* _REQUIRED WORK_
Leave out the pictures and repeat every record exactly.

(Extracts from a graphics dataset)
━━━━━━

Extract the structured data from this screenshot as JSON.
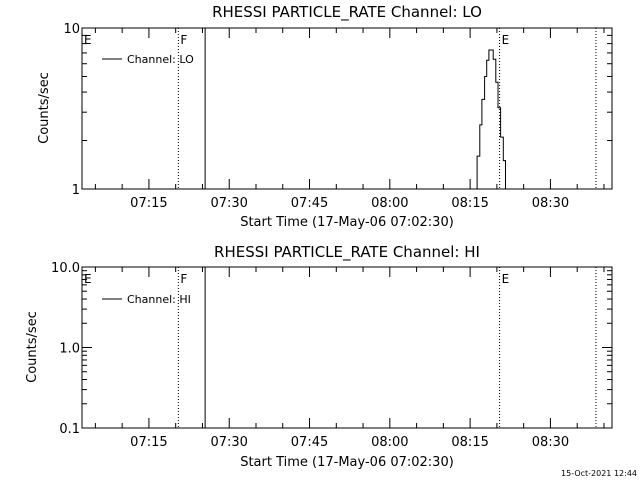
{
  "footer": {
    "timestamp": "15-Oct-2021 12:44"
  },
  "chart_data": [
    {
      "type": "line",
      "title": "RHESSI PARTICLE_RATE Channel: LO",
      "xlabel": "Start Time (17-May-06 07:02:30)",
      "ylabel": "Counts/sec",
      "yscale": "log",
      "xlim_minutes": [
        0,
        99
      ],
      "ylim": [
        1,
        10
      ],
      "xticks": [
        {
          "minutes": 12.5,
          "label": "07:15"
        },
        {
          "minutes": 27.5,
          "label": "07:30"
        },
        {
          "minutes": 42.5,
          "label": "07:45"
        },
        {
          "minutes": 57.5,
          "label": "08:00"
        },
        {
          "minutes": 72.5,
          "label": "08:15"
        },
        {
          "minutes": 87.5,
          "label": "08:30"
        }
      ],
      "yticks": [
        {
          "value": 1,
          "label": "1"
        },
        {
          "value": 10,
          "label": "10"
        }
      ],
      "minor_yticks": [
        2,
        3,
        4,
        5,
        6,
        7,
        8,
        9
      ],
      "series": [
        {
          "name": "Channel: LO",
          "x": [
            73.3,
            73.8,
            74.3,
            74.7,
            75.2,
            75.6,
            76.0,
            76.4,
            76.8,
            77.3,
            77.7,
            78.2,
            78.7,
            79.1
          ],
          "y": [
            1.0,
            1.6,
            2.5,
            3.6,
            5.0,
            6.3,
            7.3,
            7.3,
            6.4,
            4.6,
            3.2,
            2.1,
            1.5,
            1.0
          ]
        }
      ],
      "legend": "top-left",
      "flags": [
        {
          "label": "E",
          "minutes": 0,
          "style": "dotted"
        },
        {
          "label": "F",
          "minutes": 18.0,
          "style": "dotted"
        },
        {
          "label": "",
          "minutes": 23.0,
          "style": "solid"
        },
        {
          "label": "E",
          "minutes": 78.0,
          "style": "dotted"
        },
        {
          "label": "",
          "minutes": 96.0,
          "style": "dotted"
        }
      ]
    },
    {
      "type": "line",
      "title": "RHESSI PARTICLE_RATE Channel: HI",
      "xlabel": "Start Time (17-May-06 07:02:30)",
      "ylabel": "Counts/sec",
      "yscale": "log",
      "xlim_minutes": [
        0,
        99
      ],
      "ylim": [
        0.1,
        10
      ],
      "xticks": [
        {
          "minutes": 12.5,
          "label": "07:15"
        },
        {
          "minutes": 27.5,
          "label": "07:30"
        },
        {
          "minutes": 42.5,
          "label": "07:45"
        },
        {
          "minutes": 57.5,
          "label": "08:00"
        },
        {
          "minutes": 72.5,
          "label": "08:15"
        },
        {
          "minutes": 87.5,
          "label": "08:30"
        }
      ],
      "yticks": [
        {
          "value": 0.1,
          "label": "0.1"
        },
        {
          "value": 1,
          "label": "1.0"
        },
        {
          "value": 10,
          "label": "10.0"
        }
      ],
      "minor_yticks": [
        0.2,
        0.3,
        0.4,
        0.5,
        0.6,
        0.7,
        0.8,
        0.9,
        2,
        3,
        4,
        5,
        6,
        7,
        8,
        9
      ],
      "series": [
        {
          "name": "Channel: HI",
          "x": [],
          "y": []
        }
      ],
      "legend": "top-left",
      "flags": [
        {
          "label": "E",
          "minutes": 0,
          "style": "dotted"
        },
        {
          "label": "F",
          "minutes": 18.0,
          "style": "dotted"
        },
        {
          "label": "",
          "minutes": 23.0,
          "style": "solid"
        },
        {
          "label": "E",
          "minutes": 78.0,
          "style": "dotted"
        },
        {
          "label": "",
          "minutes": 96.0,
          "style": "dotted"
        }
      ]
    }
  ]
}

━━━━━━

* _WORKED ANSWER_
Extract the structured data from this screenshot as JSON.
{
  "footer": {
    "timestamp": "15-Oct-2021 12:44"
  },
  "chart_data": [
    {
      "type": "line",
      "title": "RHESSI PARTICLE_RATE Channel: LO",
      "xlabel": "Start Time (17-May-06 07:02:30)",
      "ylabel": "Counts/sec",
      "yscale": "log",
      "xlim_minutes": [
        0,
        99
      ],
      "ylim": [
        1,
        10
      ],
      "xticks": [
        {
          "minutes": 12.5,
          "label": "07:15"
        },
        {
          "minutes": 27.5,
          "label": "07:30"
        },
        {
          "minutes": 42.5,
          "label": "07:45"
        },
        {
          "minutes": 57.5,
          "label": "08:00"
        },
        {
          "minutes": 72.5,
          "label": "08:15"
        },
        {
          "minutes": 87.5,
          "label": "08:30"
        }
      ],
      "yticks": [
        {
          "value": 1,
          "label": "1"
        },
        {
          "value": 10,
          "label": "10"
        }
      ],
      "minor_yticks": [
        2,
        3,
        4,
        5,
        6,
        7,
        8,
        9
      ],
      "series": [
        {
          "name": "Channel: LO",
          "x": [
            73.3,
            73.8,
            74.3,
            74.7,
            75.2,
            75.6,
            76.0,
            76.4,
            76.8,
            77.3,
            77.7,
            78.2,
            78.7,
            79.1
          ],
          "y": [
            1.0,
            1.6,
            2.5,
            3.6,
            5.0,
            6.3,
            7.3,
            7.3,
            6.4,
            4.6,
            3.2,
            2.1,
            1.5,
            1.0
          ]
        }
      ],
      "legend": "top-left",
      "flags": [
        {
          "label": "E",
          "minutes": 0,
          "style": "dotted"
        },
        {
          "label": "F",
          "minutes": 18.0,
          "style": "dotted"
        },
        {
          "label": "",
          "minutes": 23.0,
          "style": "solid"
        },
        {
          "label": "E",
          "minutes": 78.0,
          "style": "dotted"
        },
        {
          "label": "",
          "minutes": 96.0,
          "style": "dotted"
        }
      ]
    },
    {
      "type": "line",
      "title": "RHESSI PARTICLE_RATE Channel: HI",
      "xlabel": "Start Time (17-May-06 07:02:30)",
      "ylabel": "Counts/sec",
      "yscale": "log",
      "xlim_minutes": [
        0,
        99
      ],
      "ylim": [
        0.1,
        10
      ],
      "xticks": [
        {
          "minutes": 12.5,
          "label": "07:15"
        },
        {
          "minutes": 27.5,
          "label": "07:30"
        },
        {
          "minutes": 42.5,
          "label": "07:45"
        },
        {
          "minutes": 57.5,
          "label": "08:00"
        },
        {
          "minutes": 72.5,
          "label": "08:15"
        },
        {
          "minutes": 87.5,
          "label": "08:30"
        }
      ],
      "yticks": [
        {
          "value": 0.1,
          "label": "0.1"
        },
        {
          "value": 1,
          "label": "1.0"
        },
        {
          "value": 10,
          "label": "10.0"
        }
      ],
      "minor_yticks": [
        0.2,
        0.3,
        0.4,
        0.5,
        0.6,
        0.7,
        0.8,
        0.9,
        2,
        3,
        4,
        5,
        6,
        7,
        8,
        9
      ],
      "series": [
        {
          "name": "Channel: HI",
          "x": [],
          "y": []
        }
      ],
      "legend": "top-left",
      "flags": [
        {
          "label": "E",
          "minutes": 0,
          "style": "dotted"
        },
        {
          "label": "F",
          "minutes": 18.0,
          "style": "dotted"
        },
        {
          "label": "",
          "minutes": 23.0,
          "style": "solid"
        },
        {
          "label": "E",
          "minutes": 78.0,
          "style": "dotted"
        },
        {
          "label": "",
          "minutes": 96.0,
          "style": "dotted"
        }
      ]
    }
  ]
}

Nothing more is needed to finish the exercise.